===== INPUT FOR THIS TASK =====

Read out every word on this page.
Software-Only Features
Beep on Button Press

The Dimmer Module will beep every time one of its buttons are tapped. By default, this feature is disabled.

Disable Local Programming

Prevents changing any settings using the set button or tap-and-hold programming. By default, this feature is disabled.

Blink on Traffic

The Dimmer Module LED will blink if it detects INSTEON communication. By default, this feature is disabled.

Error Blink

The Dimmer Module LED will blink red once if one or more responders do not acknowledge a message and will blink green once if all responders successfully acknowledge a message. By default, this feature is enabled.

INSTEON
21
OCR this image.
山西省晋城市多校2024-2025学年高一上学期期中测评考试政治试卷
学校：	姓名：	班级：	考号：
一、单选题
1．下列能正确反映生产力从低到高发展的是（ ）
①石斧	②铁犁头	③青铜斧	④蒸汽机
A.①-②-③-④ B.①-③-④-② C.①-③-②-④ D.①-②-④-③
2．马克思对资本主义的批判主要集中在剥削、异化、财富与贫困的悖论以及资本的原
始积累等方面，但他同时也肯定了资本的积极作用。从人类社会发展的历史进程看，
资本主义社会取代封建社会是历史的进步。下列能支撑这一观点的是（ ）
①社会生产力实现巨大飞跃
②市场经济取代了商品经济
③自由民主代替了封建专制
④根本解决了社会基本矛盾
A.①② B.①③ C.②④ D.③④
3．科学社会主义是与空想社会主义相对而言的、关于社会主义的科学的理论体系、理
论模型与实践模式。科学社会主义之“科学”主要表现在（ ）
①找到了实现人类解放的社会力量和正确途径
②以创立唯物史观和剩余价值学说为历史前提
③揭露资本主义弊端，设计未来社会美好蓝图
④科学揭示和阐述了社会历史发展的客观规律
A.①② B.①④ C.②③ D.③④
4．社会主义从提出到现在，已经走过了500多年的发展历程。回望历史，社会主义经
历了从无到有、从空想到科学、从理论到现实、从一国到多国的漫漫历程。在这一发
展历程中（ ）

=====

# [GOAL]
How many lines of these entries contain the string "Dimmer"? Reply with the number alone.

# [ANSWER TO THE EXERCISE]
3